ENTRIES.
= = =
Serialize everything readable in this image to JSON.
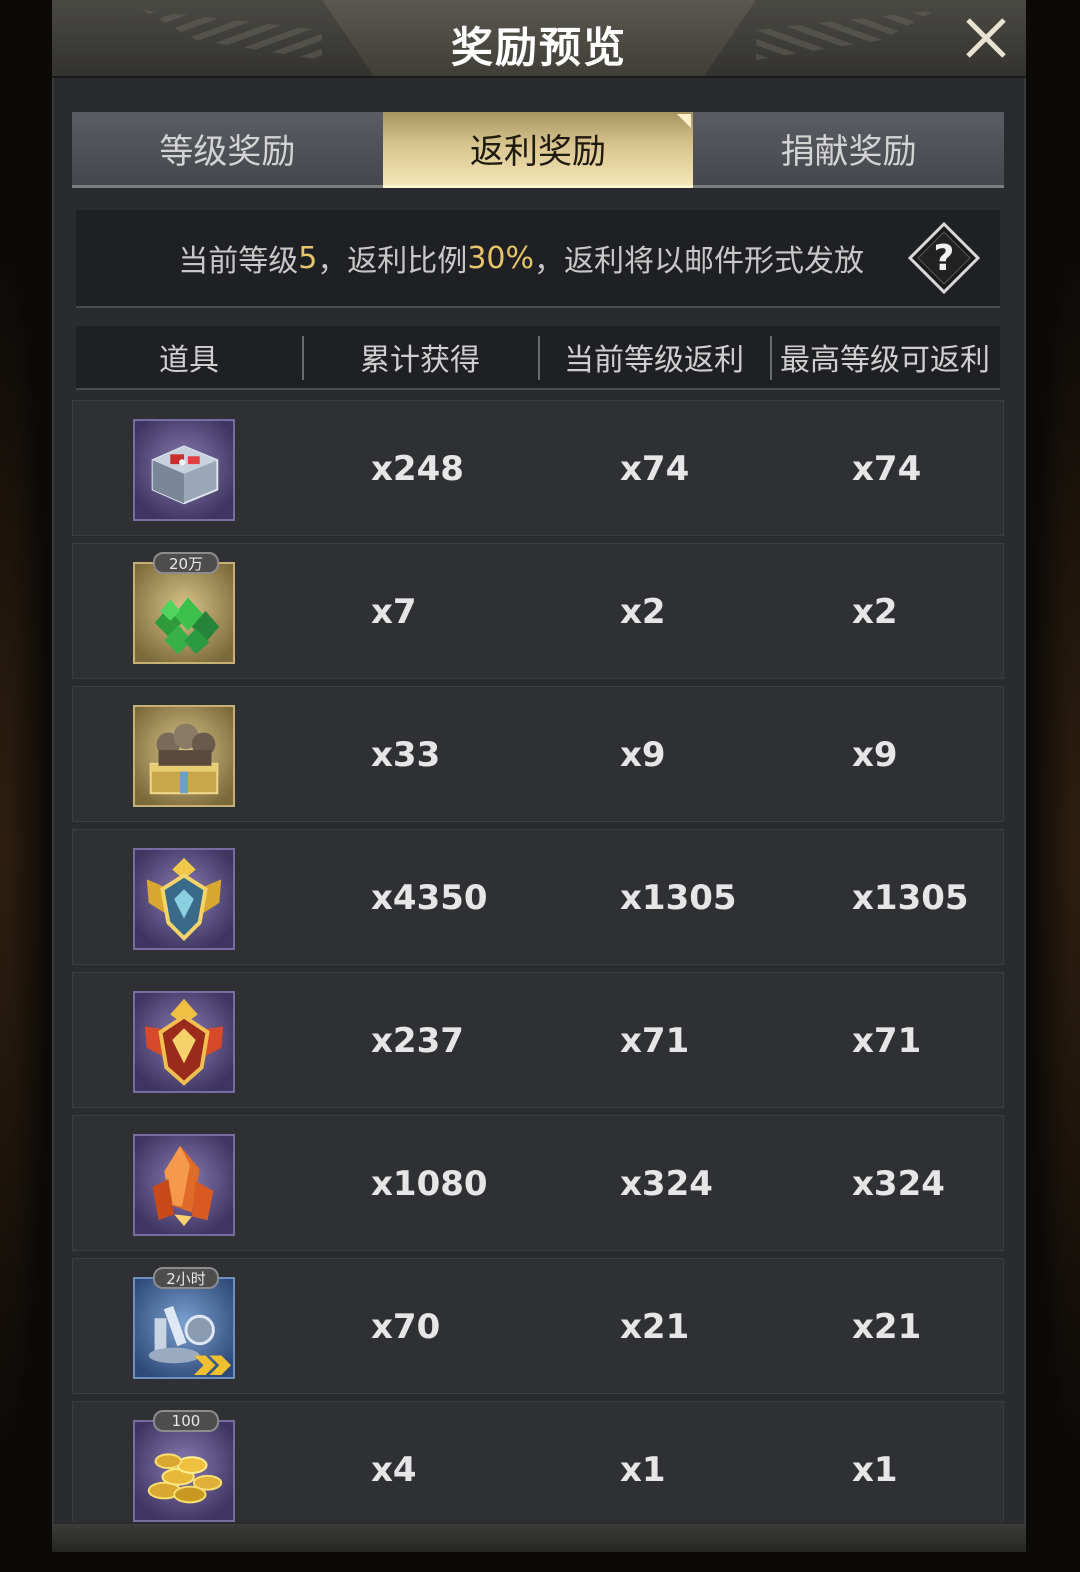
{
  "dialog": {
    "title": "奖励预览"
  },
  "tabs": [
    {
      "label": "等级奖励",
      "active": false
    },
    {
      "label": "返利奖励",
      "active": true
    },
    {
      "label": "捐献奖励",
      "active": false
    }
  ],
  "info": {
    "prefix": "当前等级",
    "level": "5",
    "middle": "，返利比例",
    "ratio": "30%",
    "suffix": "，返利将以邮件形式发放"
  },
  "table": {
    "headers": [
      "道具",
      "累计获得",
      "当前等级返利",
      "最高等级可返利"
    ],
    "rows": [
      {
        "icon": "treasure-chest-icon",
        "badge": "",
        "total": "x248",
        "current": "x74",
        "max": "x74"
      },
      {
        "icon": "green-gems-icon",
        "badge": "20万",
        "total": "x7",
        "current": "x2",
        "max": "x2"
      },
      {
        "icon": "hero-chest-icon",
        "badge": "",
        "total": "x33",
        "current": "x9",
        "max": "x9"
      },
      {
        "icon": "gold-emblem-icon",
        "badge": "",
        "total": "x4350",
        "current": "x1305",
        "max": "x1305"
      },
      {
        "icon": "red-emblem-icon",
        "badge": "",
        "total": "x237",
        "current": "x71",
        "max": "x71"
      },
      {
        "icon": "orange-crystal-icon",
        "badge": "",
        "total": "x1080",
        "current": "x324",
        "max": "x324"
      },
      {
        "icon": "research-speedup-icon",
        "badge": "2小时",
        "total": "x70",
        "current": "x21",
        "max": "x21"
      },
      {
        "icon": "gold-coins-icon",
        "badge": "100",
        "total": "x4",
        "current": "x1",
        "max": "x1"
      }
    ]
  },
  "colors": {
    "accent_gold": "#e6c46a",
    "active_tab": "#d8c48d"
  }
}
= = =
THE TASK. Repeat the listing in full and exactly. Do not include any images.

FULL RESPONSE.
Serialize everything readable in this image to JSON.
{
  "dialog": {
    "title": "奖励预览"
  },
  "tabs": [
    {
      "label": "等级奖励",
      "active": false
    },
    {
      "label": "返利奖励",
      "active": true
    },
    {
      "label": "捐献奖励",
      "active": false
    }
  ],
  "info": {
    "prefix": "当前等级",
    "level": "5",
    "middle": "，返利比例",
    "ratio": "30%",
    "suffix": "，返利将以邮件形式发放"
  },
  "table": {
    "headers": [
      "道具",
      "累计获得",
      "当前等级返利",
      "最高等级可返利"
    ],
    "rows": [
      {
        "icon": "treasure-chest-icon",
        "badge": "",
        "total": "x248",
        "current": "x74",
        "max": "x74"
      },
      {
        "icon": "green-gems-icon",
        "badge": "20万",
        "total": "x7",
        "current": "x2",
        "max": "x2"
      },
      {
        "icon": "hero-chest-icon",
        "badge": "",
        "total": "x33",
        "current": "x9",
        "max": "x9"
      },
      {
        "icon": "gold-emblem-icon",
        "badge": "",
        "total": "x4350",
        "current": "x1305",
        "max": "x1305"
      },
      {
        "icon": "red-emblem-icon",
        "badge": "",
        "total": "x237",
        "current": "x71",
        "max": "x71"
      },
      {
        "icon": "orange-crystal-icon",
        "badge": "",
        "total": "x1080",
        "current": "x324",
        "max": "x324"
      },
      {
        "icon": "research-speedup-icon",
        "badge": "2小时",
        "total": "x70",
        "current": "x21",
        "max": "x21"
      },
      {
        "icon": "gold-coins-icon",
        "badge": "100",
        "total": "x4",
        "current": "x1",
        "max": "x1"
      }
    ]
  },
  "colors": {
    "accent_gold": "#e6c46a",
    "active_tab": "#d8c48d"
  }
}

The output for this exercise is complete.